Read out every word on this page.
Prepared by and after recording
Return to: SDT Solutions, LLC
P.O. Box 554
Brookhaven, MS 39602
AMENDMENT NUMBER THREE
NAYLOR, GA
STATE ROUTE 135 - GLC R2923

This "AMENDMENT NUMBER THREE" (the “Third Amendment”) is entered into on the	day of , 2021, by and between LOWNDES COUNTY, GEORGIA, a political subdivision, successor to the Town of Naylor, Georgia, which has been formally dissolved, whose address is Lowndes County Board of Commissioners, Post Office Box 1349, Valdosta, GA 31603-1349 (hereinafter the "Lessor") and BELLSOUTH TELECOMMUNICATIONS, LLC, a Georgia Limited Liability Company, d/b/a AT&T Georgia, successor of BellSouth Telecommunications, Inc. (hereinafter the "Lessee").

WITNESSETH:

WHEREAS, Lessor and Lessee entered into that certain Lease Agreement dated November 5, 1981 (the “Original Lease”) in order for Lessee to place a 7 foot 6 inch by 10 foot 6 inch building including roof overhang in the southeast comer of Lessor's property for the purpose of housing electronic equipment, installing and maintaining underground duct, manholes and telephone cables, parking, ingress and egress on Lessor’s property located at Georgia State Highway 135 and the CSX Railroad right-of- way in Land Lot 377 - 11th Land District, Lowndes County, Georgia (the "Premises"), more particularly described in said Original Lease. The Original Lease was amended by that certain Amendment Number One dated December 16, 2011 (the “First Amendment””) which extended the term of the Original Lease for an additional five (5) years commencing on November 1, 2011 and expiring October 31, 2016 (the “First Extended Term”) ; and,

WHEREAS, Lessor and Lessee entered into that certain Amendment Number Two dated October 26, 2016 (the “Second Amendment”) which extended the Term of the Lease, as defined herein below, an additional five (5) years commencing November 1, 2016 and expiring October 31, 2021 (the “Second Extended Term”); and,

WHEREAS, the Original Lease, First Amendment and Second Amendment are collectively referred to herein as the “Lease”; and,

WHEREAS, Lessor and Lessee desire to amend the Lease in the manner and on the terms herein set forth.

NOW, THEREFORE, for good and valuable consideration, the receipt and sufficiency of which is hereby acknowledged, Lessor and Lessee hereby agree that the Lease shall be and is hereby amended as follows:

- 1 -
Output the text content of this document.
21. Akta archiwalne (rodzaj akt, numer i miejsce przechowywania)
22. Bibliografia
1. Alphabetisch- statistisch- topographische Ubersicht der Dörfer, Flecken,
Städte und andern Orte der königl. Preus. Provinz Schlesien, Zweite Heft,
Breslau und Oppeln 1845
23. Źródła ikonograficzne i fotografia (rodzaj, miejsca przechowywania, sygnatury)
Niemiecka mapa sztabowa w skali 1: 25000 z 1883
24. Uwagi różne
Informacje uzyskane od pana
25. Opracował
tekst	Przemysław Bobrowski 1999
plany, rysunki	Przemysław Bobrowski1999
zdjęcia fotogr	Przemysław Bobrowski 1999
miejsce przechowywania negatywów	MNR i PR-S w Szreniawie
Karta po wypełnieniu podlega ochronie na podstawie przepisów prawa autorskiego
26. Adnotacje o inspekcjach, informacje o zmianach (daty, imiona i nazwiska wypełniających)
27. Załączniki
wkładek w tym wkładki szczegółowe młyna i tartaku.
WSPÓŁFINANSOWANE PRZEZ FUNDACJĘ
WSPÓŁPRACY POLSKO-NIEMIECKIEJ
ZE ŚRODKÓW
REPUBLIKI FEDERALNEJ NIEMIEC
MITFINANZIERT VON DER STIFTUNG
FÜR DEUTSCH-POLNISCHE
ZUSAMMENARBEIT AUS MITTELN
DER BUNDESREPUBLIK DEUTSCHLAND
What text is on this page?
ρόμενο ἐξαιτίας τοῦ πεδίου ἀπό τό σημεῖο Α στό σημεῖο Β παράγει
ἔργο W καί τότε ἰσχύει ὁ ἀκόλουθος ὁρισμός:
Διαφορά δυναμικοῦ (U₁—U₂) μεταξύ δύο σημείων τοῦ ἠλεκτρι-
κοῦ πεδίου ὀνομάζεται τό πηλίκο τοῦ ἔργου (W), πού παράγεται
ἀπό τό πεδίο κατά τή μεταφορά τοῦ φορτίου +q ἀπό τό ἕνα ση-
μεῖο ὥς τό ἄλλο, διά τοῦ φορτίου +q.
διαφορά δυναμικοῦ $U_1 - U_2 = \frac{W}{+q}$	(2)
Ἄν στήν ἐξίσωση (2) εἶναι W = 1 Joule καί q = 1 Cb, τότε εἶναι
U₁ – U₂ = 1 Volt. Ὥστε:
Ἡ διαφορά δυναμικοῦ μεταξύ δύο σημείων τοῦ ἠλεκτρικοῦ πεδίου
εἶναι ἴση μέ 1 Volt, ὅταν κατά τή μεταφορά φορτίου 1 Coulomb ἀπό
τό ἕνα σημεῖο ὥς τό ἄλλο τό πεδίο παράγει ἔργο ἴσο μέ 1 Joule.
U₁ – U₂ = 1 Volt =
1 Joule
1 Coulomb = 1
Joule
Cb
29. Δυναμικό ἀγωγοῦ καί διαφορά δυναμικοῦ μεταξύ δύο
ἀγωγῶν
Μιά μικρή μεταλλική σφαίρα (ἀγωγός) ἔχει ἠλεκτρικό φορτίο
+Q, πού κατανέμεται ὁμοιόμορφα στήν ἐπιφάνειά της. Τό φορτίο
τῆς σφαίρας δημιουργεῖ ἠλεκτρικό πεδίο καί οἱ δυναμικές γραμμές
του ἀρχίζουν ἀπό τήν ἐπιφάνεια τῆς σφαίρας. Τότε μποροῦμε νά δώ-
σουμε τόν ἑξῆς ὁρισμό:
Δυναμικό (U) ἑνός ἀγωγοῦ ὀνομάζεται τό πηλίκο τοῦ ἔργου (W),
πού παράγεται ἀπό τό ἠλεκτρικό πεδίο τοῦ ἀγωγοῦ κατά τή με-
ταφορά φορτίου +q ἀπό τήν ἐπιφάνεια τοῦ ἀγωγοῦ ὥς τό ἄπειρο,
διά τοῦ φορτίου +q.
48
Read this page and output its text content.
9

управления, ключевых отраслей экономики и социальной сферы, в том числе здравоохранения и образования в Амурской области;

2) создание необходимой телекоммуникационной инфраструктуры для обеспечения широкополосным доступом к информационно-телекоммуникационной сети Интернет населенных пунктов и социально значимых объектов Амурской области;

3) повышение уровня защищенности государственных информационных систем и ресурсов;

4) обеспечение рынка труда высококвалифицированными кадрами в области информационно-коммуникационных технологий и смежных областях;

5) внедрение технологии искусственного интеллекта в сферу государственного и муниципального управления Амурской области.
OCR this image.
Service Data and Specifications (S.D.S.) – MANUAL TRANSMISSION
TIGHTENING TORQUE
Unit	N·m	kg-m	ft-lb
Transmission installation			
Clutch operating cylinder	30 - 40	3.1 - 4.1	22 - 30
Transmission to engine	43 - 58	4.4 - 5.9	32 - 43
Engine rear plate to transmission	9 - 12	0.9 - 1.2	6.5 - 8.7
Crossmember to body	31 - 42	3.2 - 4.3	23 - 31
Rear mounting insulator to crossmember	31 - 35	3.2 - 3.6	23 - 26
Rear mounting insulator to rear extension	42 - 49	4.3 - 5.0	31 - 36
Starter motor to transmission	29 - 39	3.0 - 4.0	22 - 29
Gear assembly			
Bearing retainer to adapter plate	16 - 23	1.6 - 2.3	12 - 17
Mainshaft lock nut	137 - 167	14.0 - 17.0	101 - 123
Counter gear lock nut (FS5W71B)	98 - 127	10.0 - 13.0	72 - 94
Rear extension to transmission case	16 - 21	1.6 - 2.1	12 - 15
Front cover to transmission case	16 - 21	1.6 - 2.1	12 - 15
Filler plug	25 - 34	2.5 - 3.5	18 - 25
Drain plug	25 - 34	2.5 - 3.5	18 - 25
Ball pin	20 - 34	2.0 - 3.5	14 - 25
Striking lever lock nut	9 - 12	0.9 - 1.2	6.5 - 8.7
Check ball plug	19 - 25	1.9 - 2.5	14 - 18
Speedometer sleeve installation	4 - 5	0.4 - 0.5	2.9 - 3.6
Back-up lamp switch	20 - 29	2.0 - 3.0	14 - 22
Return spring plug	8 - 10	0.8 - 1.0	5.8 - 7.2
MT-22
- - - -
Reply with one number: the count of lines in the entries that include the word "plug".

## Expected answer:
4